■ What to produce
Restate the data exactly as given and keep the pictures out.
--- Begin Excerpted data ---
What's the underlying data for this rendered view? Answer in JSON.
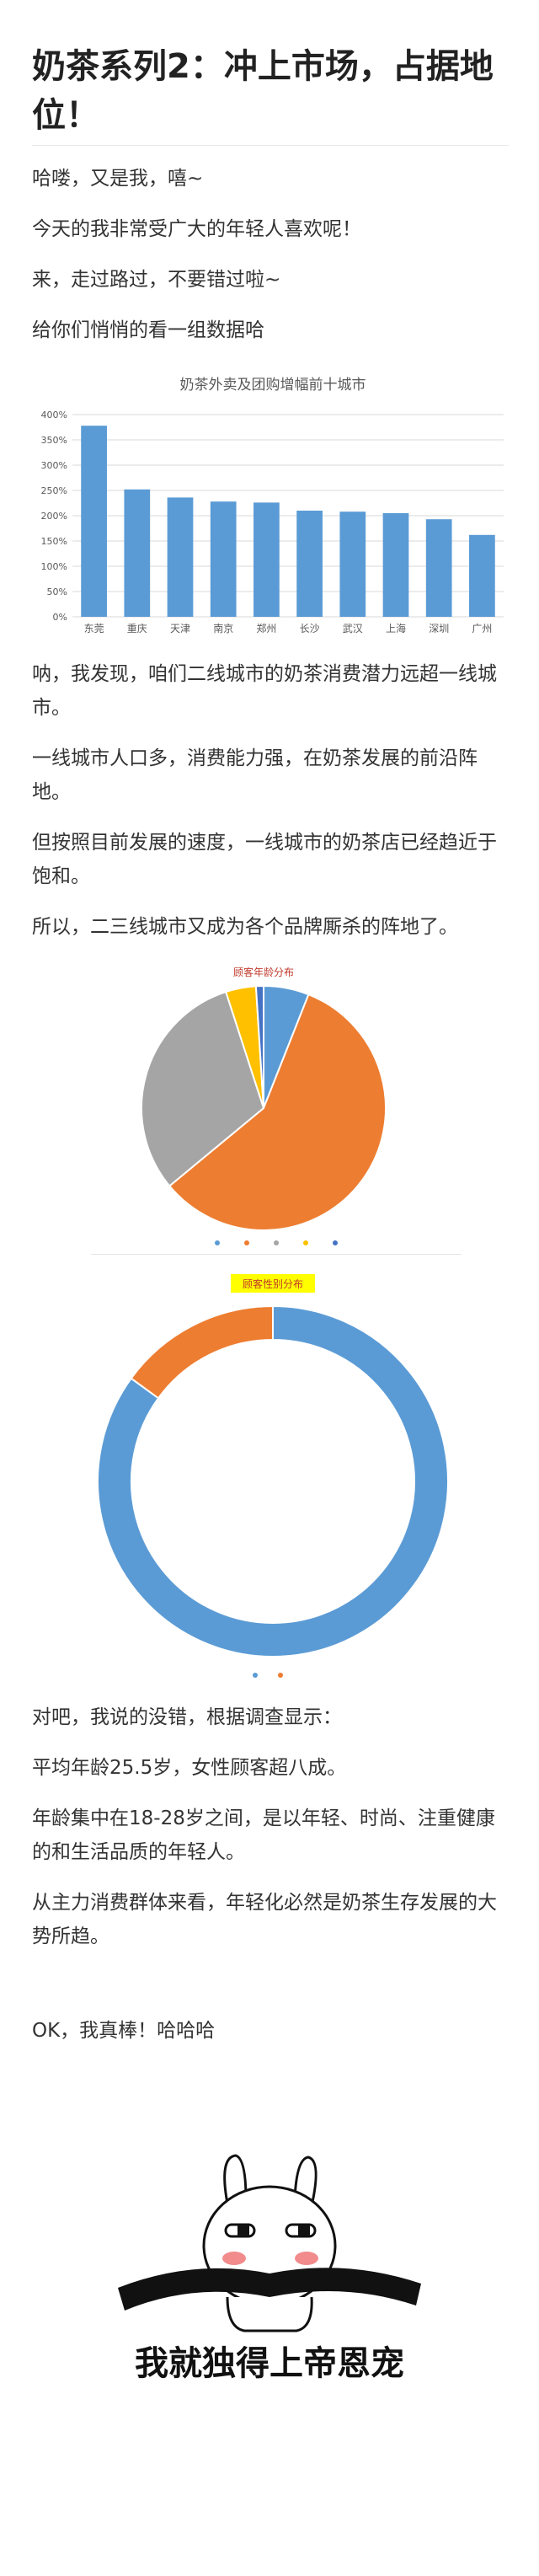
{
  "article": {
    "title": "奶茶系列2：冲上市场，占据地位！",
    "para1": "哈喽，又是我，嘻~",
    "para2": "今天的我非常受广大的年轻人喜欢呢！",
    "para3": "来，走过路过，不要错过啦~",
    "para4": "给你们悄悄的看一组数据哈",
    "para5": "呐，我发现，咱们二线城市的奶茶消费潜力远超一线城市。",
    "para6": "一线城市人口多，消费能力强，在奶茶发展的前沿阵地。",
    "para7": "但按照目前发展的速度，一线城市的奶茶店已经趋近于饱和。",
    "para8": "所以，二三线城市又成为各个品牌厮杀的阵地了。",
    "para9": "对吧，我说的没错，根据调查显示：",
    "para10": "平均年龄25.5岁，女性顾客超八成。",
    "para11": "年龄集中在18-28岁之间，是以年轻、时尚、注重健康的和生活品质的年轻人。",
    "para12": "从主力消费群体来看，年轻化必然是奶茶生存发展的大势所趋。",
    "para13": "OK，我真棒！哈哈哈",
    "sticker_caption": "我就独得上帝恩宠"
  },
  "colors": {
    "bar": "#5b9bd5",
    "orange": "#ed7d31",
    "grey": "#a5a5a5",
    "yellow": "#ffc000",
    "highlight": "#ffff00"
  },
  "chart_data": [
    {
      "type": "bar",
      "title": "奶茶外卖及团购增幅前十城市",
      "categories": [
        "东莞",
        "重庆",
        "天津",
        "南京",
        "郑州",
        "长沙",
        "武汉",
        "上海",
        "深圳",
        "广州"
      ],
      "values": [
        378,
        252,
        236,
        228,
        226,
        210,
        208,
        205,
        193,
        162
      ],
      "ylim": [
        0,
        400
      ],
      "yticks": [
        "0%",
        "50%",
        "100%",
        "150%",
        "200%",
        "250%",
        "300%",
        "350%",
        "400%"
      ],
      "grid": true
    },
    {
      "type": "pie",
      "title": "顾客年龄分布",
      "values": [
        6,
        58,
        31,
        4,
        1
      ],
      "colors": [
        "#5b9bd5",
        "#ed7d31",
        "#a5a5a5",
        "#ffc000",
        "#4472c4"
      ]
    },
    {
      "type": "pie",
      "title": "顾客性别分布",
      "values": [
        85,
        15
      ],
      "colors": [
        "#5b9bd5",
        "#ed7d31"
      ]
    }
  ]
}
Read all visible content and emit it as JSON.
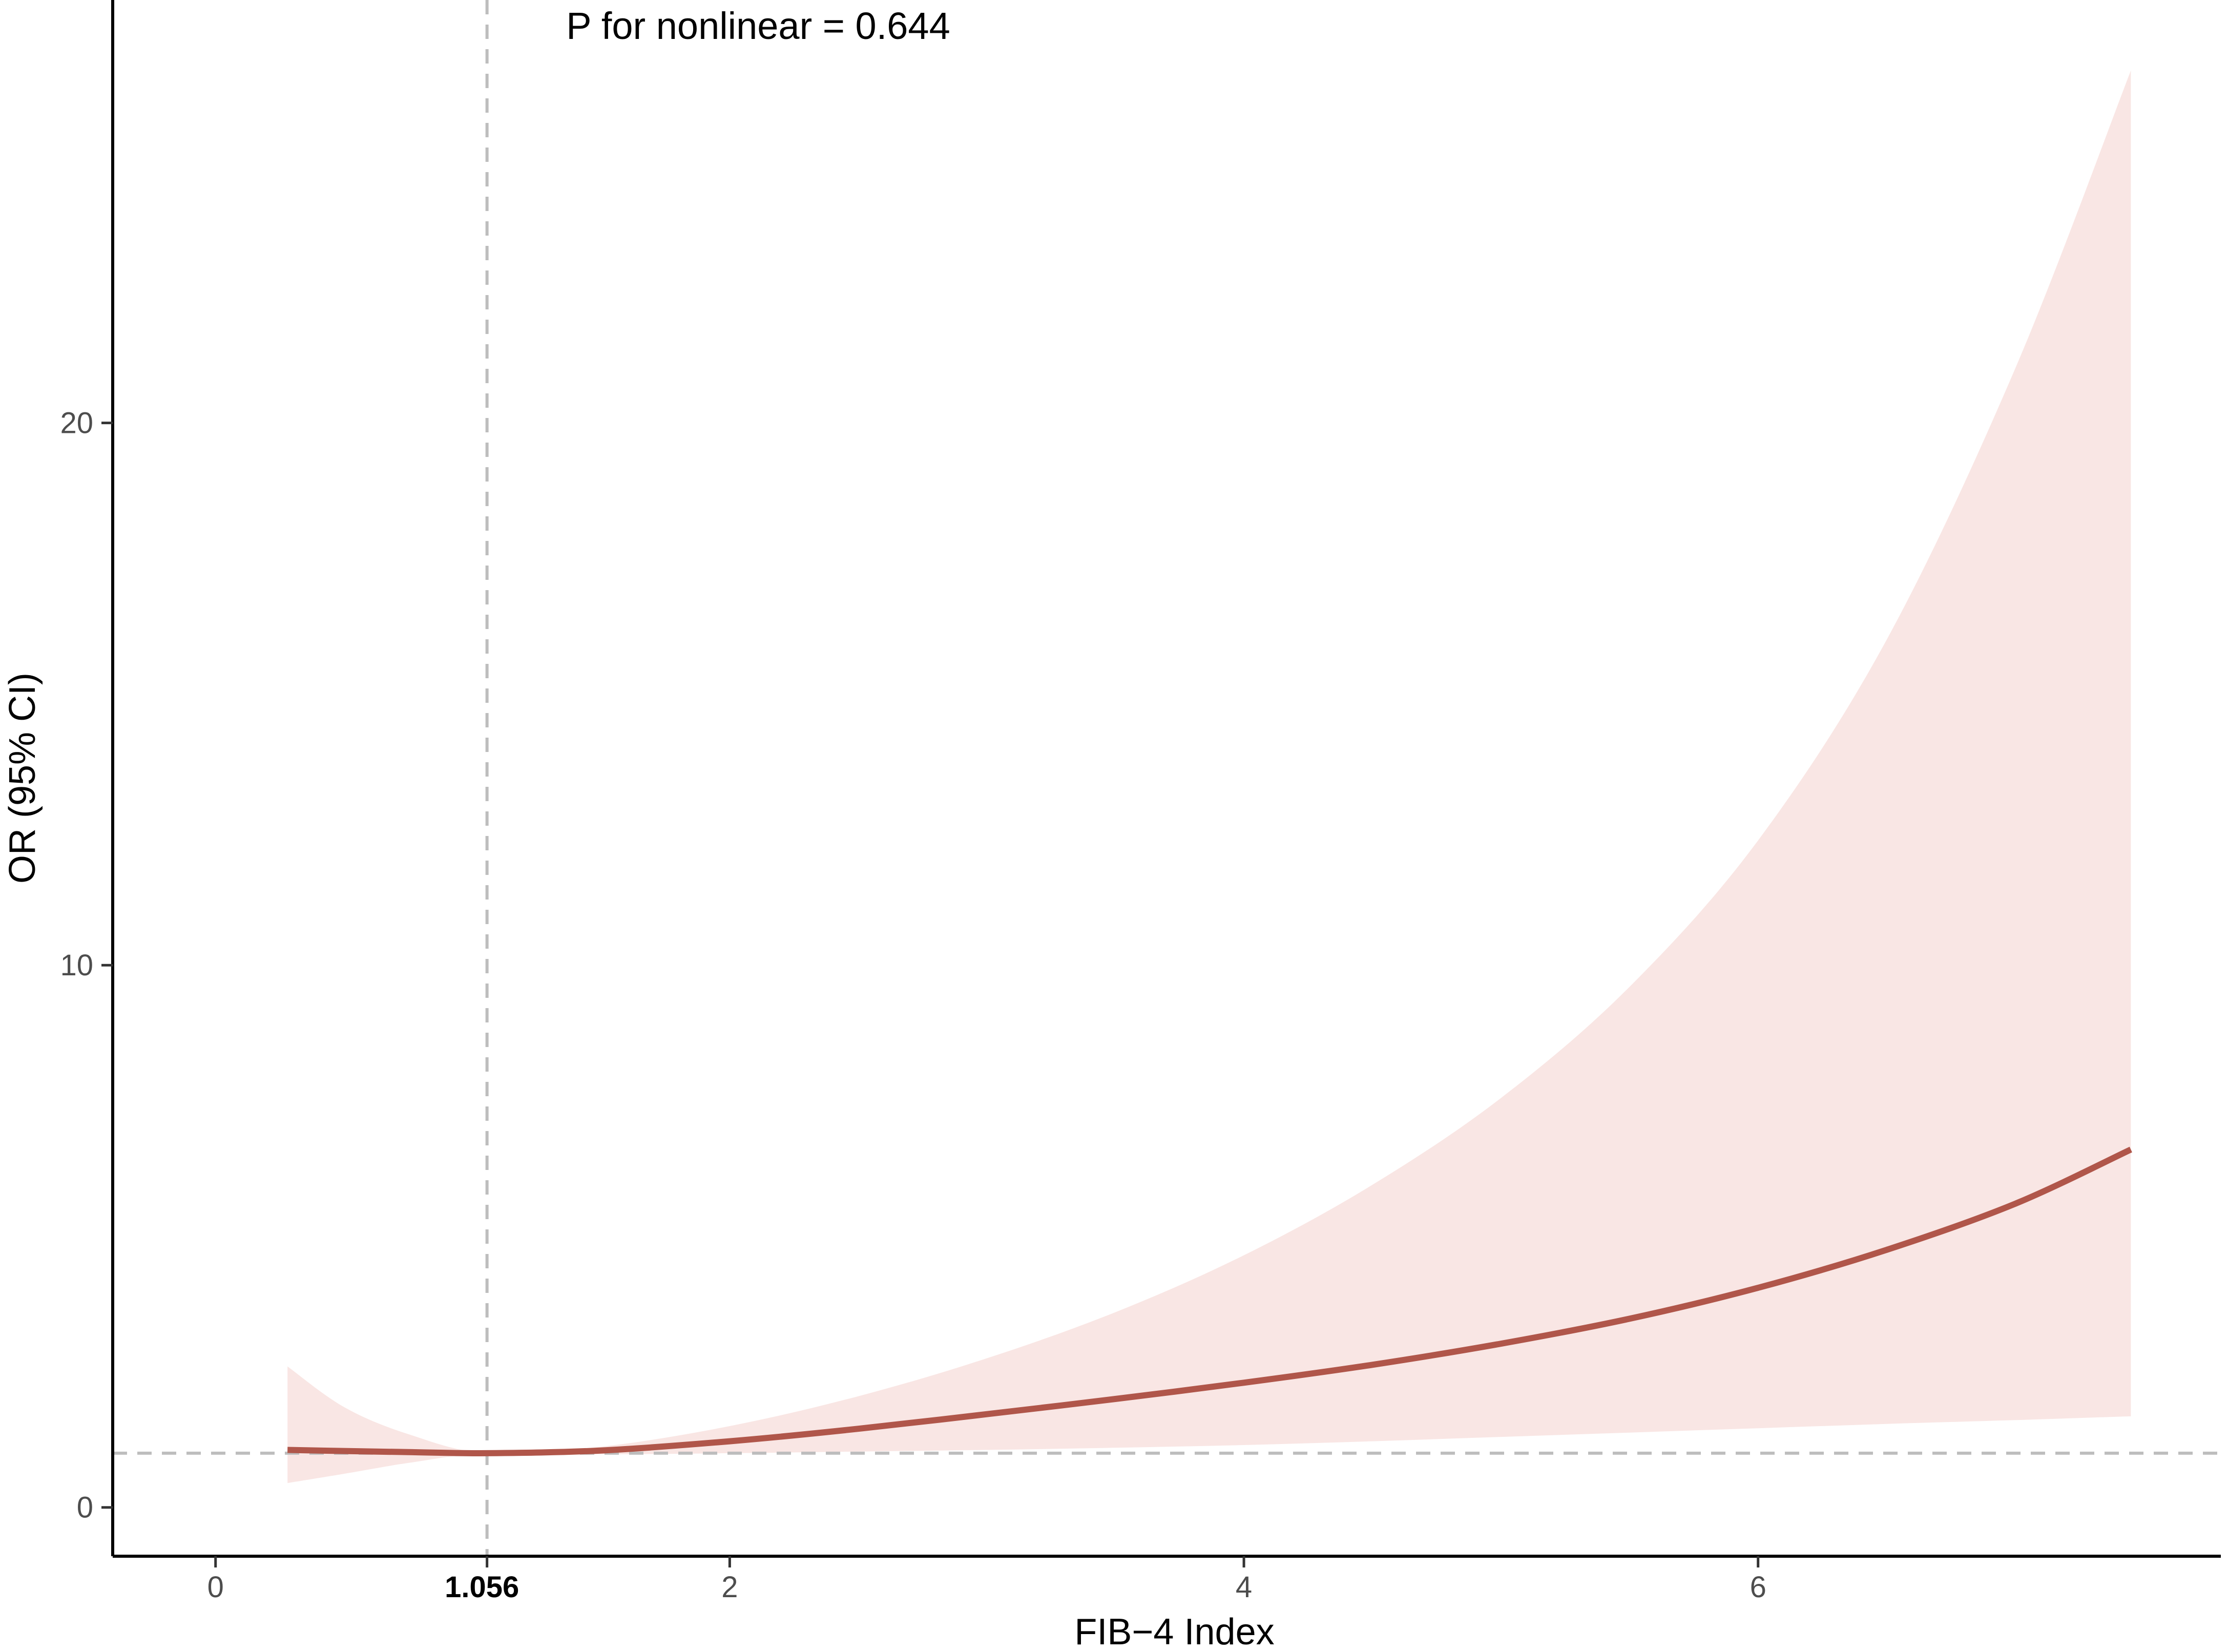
{
  "chart_data": {
    "type": "line",
    "title": "",
    "xlabel": "FIB−4 Index",
    "ylabel": "OR (95% CI)",
    "xlim": [
      -0.4,
      7.8
    ],
    "ylim": [
      -0.9,
      27.8
    ],
    "x_ticks": [
      0,
      2,
      4,
      6
    ],
    "x_tick_labels": [
      "0",
      "2",
      "4",
      "6"
    ],
    "y_ticks": [
      0,
      10,
      20
    ],
    "y_tick_labels": [
      "0",
      "10",
      "20"
    ],
    "grid": false,
    "legend": "none",
    "annotation": "P for nonlinear = 0.644",
    "reference_x": 1.056,
    "reference_x_label": "1.056",
    "reference_y": 1,
    "colors": {
      "line": "#b0564a",
      "band": "#f9e6e4",
      "reference": "#bdbdbd",
      "axis": "#000000"
    },
    "series": [
      {
        "x": [
          0.28,
          0.5,
          0.75,
          1.056,
          1.5,
          2.0,
          2.5,
          3.0,
          3.5,
          4.0,
          4.5,
          5.0,
          5.5,
          6.0,
          6.5,
          7.0,
          7.45
        ],
        "y": [
          1.06,
          1.04,
          1.02,
          1.0,
          1.05,
          1.22,
          1.45,
          1.72,
          2.0,
          2.3,
          2.63,
          3.02,
          3.48,
          4.05,
          4.75,
          5.6,
          6.6
        ],
        "lower": [
          0.45,
          0.62,
          0.82,
          1.0,
          0.98,
          1.0,
          1.03,
          1.06,
          1.1,
          1.15,
          1.22,
          1.3,
          1.38,
          1.46,
          1.54,
          1.61,
          1.68
        ],
        "upper": [
          2.6,
          1.85,
          1.35,
          1.0,
          1.12,
          1.5,
          2.05,
          2.75,
          3.6,
          4.65,
          5.95,
          7.55,
          9.6,
          12.3,
          16.0,
          21.0,
          26.5
        ]
      }
    ]
  }
}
--- End Excerpted data ---
■ Correct output
What's the underlying data for this rendered view? Answer in JSON.
{
  "article": {
    "title": "奶茶系列2：冲上市场，占据地位！",
    "para1": "哈喽，又是我，嘻~",
    "para2": "今天的我非常受广大的年轻人喜欢呢！",
    "para3": "来，走过路过，不要错过啦~",
    "para4": "给你们悄悄的看一组数据哈",
    "para5": "呐，我发现，咱们二线城市的奶茶消费潜力远超一线城市。",
    "para6": "一线城市人口多，消费能力强，在奶茶发展的前沿阵地。",
    "para7": "但按照目前发展的速度，一线城市的奶茶店已经趋近于饱和。",
    "para8": "所以，二三线城市又成为各个品牌厮杀的阵地了。",
    "para9": "对吧，我说的没错，根据调查显示：",
    "para10": "平均年龄25.5岁，女性顾客超八成。",
    "para11": "年龄集中在18-28岁之间，是以年轻、时尚、注重健康的和生活品质的年轻人。",
    "para12": "从主力消费群体来看，年轻化必然是奶茶生存发展的大势所趋。",
    "para13": "OK，我真棒！哈哈哈",
    "sticker_caption": "我就独得上帝恩宠"
  },
  "colors": {
    "bar": "#5b9bd5",
    "orange": "#ed7d31",
    "grey": "#a5a5a5",
    "yellow": "#ffc000",
    "highlight": "#ffff00"
  },
  "chart_data": [
    {
      "type": "bar",
      "title": "奶茶外卖及团购增幅前十城市",
      "categories": [
        "东莞",
        "重庆",
        "天津",
        "南京",
        "郑州",
        "长沙",
        "武汉",
        "上海",
        "深圳",
        "广州"
      ],
      "values": [
        378,
        252,
        236,
        228,
        226,
        210,
        208,
        205,
        193,
        162
      ],
      "ylim": [
        0,
        400
      ],
      "yticks": [
        "0%",
        "50%",
        "100%",
        "150%",
        "200%",
        "250%",
        "300%",
        "350%",
        "400%"
      ],
      "grid": true
    },
    {
      "type": "pie",
      "title": "顾客年龄分布",
      "values": [
        6,
        58,
        31,
        4,
        1
      ],
      "colors": [
        "#5b9bd5",
        "#ed7d31",
        "#a5a5a5",
        "#ffc000",
        "#4472c4"
      ]
    },
    {
      "type": "pie",
      "title": "顾客性别分布",
      "values": [
        85,
        15
      ],
      "colors": [
        "#5b9bd5",
        "#ed7d31"
      ]
    }
  ]
}
Read all visible content and emit it as JSON.
{
  "chart_data": {
    "type": "line",
    "title": "",
    "xlabel": "FIB−4 Index",
    "ylabel": "OR (95% CI)",
    "xlim": [
      -0.4,
      7.8
    ],
    "ylim": [
      -0.9,
      27.8
    ],
    "x_ticks": [
      0,
      2,
      4,
      6
    ],
    "x_tick_labels": [
      "0",
      "2",
      "4",
      "6"
    ],
    "y_ticks": [
      0,
      10,
      20
    ],
    "y_tick_labels": [
      "0",
      "10",
      "20"
    ],
    "grid": false,
    "legend": "none",
    "annotation": "P for nonlinear = 0.644",
    "reference_x": 1.056,
    "reference_x_label": "1.056",
    "reference_y": 1,
    "colors": {
      "line": "#b0564a",
      "band": "#f9e6e4",
      "reference": "#bdbdbd",
      "axis": "#000000"
    },
    "series": [
      {
        "x": [
          0.28,
          0.5,
          0.75,
          1.056,
          1.5,
          2.0,
          2.5,
          3.0,
          3.5,
          4.0,
          4.5,
          5.0,
          5.5,
          6.0,
          6.5,
          7.0,
          7.45
        ],
        "y": [
          1.06,
          1.04,
          1.02,
          1.0,
          1.05,
          1.22,
          1.45,
          1.72,
          2.0,
          2.3,
          2.63,
          3.02,
          3.48,
          4.05,
          4.75,
          5.6,
          6.6
        ],
        "lower": [
          0.45,
          0.62,
          0.82,
          1.0,
          0.98,
          1.0,
          1.03,
          1.06,
          1.1,
          1.15,
          1.22,
          1.3,
          1.38,
          1.46,
          1.54,
          1.61,
          1.68
        ],
        "upper": [
          2.6,
          1.85,
          1.35,
          1.0,
          1.12,
          1.5,
          2.05,
          2.75,
          3.6,
          4.65,
          5.95,
          7.55,
          9.6,
          12.3,
          16.0,
          21.0,
          26.5
        ]
      }
    ]
  }
}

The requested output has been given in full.